Written exercise> Can you copy out the data exactly? Leave the images out.

-- Begin Data listing --

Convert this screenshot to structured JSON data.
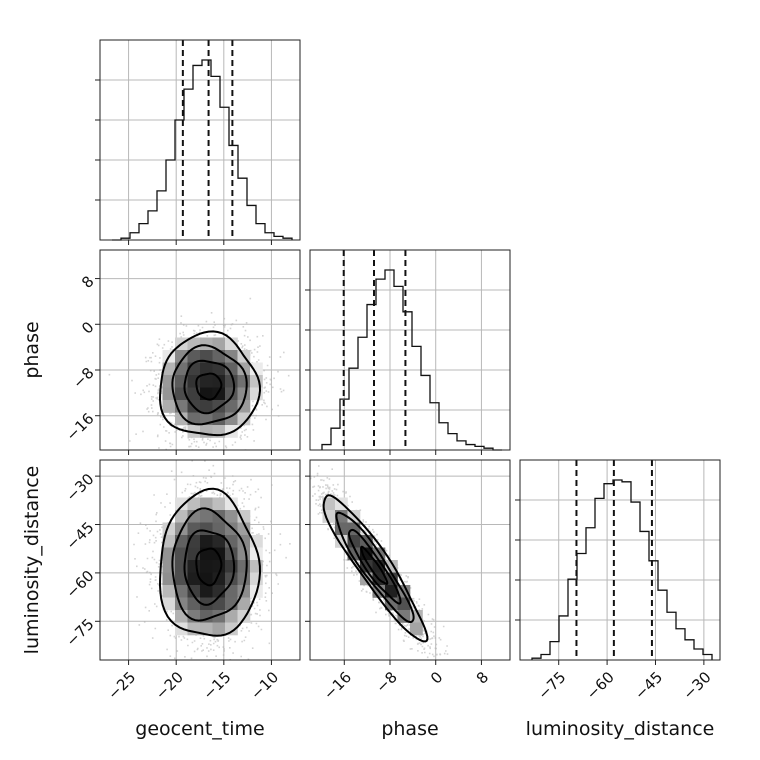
{
  "chart_data": {
    "type": "corner",
    "grid": true,
    "parameters": [
      "geocent_time",
      "phase",
      "luminosity_distance"
    ],
    "axis_labels": {
      "geocent_time": "geocent_time",
      "phase": "phase",
      "luminosity_distance": "luminosity_distance"
    },
    "ranges": {
      "geocent_time": [
        -28,
        -7
      ],
      "phase": [
        -22,
        13
      ],
      "luminosity_distance": [
        -87,
        -25
      ]
    },
    "ticks": {
      "geocent_time": [
        -25,
        -20,
        -15,
        -10
      ],
      "phase": [
        -16,
        -8,
        0,
        8
      ],
      "luminosity_distance": [
        -75,
        -60,
        -45,
        -30
      ]
    },
    "tick_labels": {
      "geocent_time": [
        "−25",
        "−20",
        "−15",
        "−10"
      ],
      "phase": [
        "−16",
        "−8",
        "0",
        "8"
      ],
      "luminosity_distance": [
        "−75",
        "−60",
        "−45",
        "−30"
      ]
    },
    "quantiles": {
      "geocent_time": [
        -19.3,
        -16.6,
        -14.1
      ],
      "phase": [
        -16.1,
        -10.8,
        -5.3
      ],
      "luminosity_distance": [
        -69.5,
        -57.9,
        -46.1
      ]
    },
    "histograms": {
      "geocent_time": [
        0,
        1,
        4,
        9,
        16,
        27,
        44,
        66,
        83,
        96,
        99,
        90,
        73,
        52,
        34,
        19,
        9,
        4,
        2,
        1
      ],
      "phase": [
        3,
        12,
        28,
        45,
        62,
        80,
        94,
        99,
        90,
        76,
        57,
        41,
        26,
        15,
        9,
        5,
        3,
        2,
        1,
        0
      ],
      "luminosity_distance": [
        1,
        3,
        10,
        24,
        44,
        58,
        72,
        88,
        96,
        98,
        97,
        86,
        70,
        54,
        38,
        26,
        17,
        11,
        6,
        3
      ]
    },
    "correlations": {
      "phase_vs_geocent_time": {
        "mean": [
          -16.6,
          -10.8
        ],
        "sd": [
          2.6,
          4.5
        ],
        "rho": 0.0
      },
      "luminosity_distance_vs_geocent_time": {
        "mean": [
          -16.6,
          -57.9
        ],
        "sd": [
          2.6,
          11.3
        ],
        "rho": 0.0
      },
      "luminosity_distance_vs_phase": {
        "mean": [
          -10.8,
          -57.9
        ],
        "sd": [
          4.5,
          11.3
        ],
        "rho": -0.93
      }
    },
    "contour_levels_sigma": [
      0.5,
      1.0,
      1.5,
      2.0
    ]
  }
}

-- End Data listing --

Result for this task>
Convert this screenshot to structured JSON data.
{
  "chart_data": {
    "type": "corner",
    "grid": true,
    "parameters": [
      "geocent_time",
      "phase",
      "luminosity_distance"
    ],
    "axis_labels": {
      "geocent_time": "geocent_time",
      "phase": "phase",
      "luminosity_distance": "luminosity_distance"
    },
    "ranges": {
      "geocent_time": [
        -28,
        -7
      ],
      "phase": [
        -22,
        13
      ],
      "luminosity_distance": [
        -87,
        -25
      ]
    },
    "ticks": {
      "geocent_time": [
        -25,
        -20,
        -15,
        -10
      ],
      "phase": [
        -16,
        -8,
        0,
        8
      ],
      "luminosity_distance": [
        -75,
        -60,
        -45,
        -30
      ]
    },
    "tick_labels": {
      "geocent_time": [
        "−25",
        "−20",
        "−15",
        "−10"
      ],
      "phase": [
        "−16",
        "−8",
        "0",
        "8"
      ],
      "luminosity_distance": [
        "−75",
        "−60",
        "−45",
        "−30"
      ]
    },
    "quantiles": {
      "geocent_time": [
        -19.3,
        -16.6,
        -14.1
      ],
      "phase": [
        -16.1,
        -10.8,
        -5.3
      ],
      "luminosity_distance": [
        -69.5,
        -57.9,
        -46.1
      ]
    },
    "histograms": {
      "geocent_time": [
        0,
        1,
        4,
        9,
        16,
        27,
        44,
        66,
        83,
        96,
        99,
        90,
        73,
        52,
        34,
        19,
        9,
        4,
        2,
        1
      ],
      "phase": [
        3,
        12,
        28,
        45,
        62,
        80,
        94,
        99,
        90,
        76,
        57,
        41,
        26,
        15,
        9,
        5,
        3,
        2,
        1,
        0
      ],
      "luminosity_distance": [
        1,
        3,
        10,
        24,
        44,
        58,
        72,
        88,
        96,
        98,
        97,
        86,
        70,
        54,
        38,
        26,
        17,
        11,
        6,
        3
      ]
    },
    "correlations": {
      "phase_vs_geocent_time": {
        "mean": [
          -16.6,
          -10.8
        ],
        "sd": [
          2.6,
          4.5
        ],
        "rho": 0.0
      },
      "luminosity_distance_vs_geocent_time": {
        "mean": [
          -16.6,
          -57.9
        ],
        "sd": [
          2.6,
          11.3
        ],
        "rho": 0.0
      },
      "luminosity_distance_vs_phase": {
        "mean": [
          -10.8,
          -57.9
        ],
        "sd": [
          4.5,
          11.3
        ],
        "rho": -0.93
      }
    },
    "contour_levels_sigma": [
      0.5,
      1.0,
      1.5,
      2.0
    ]
  }
}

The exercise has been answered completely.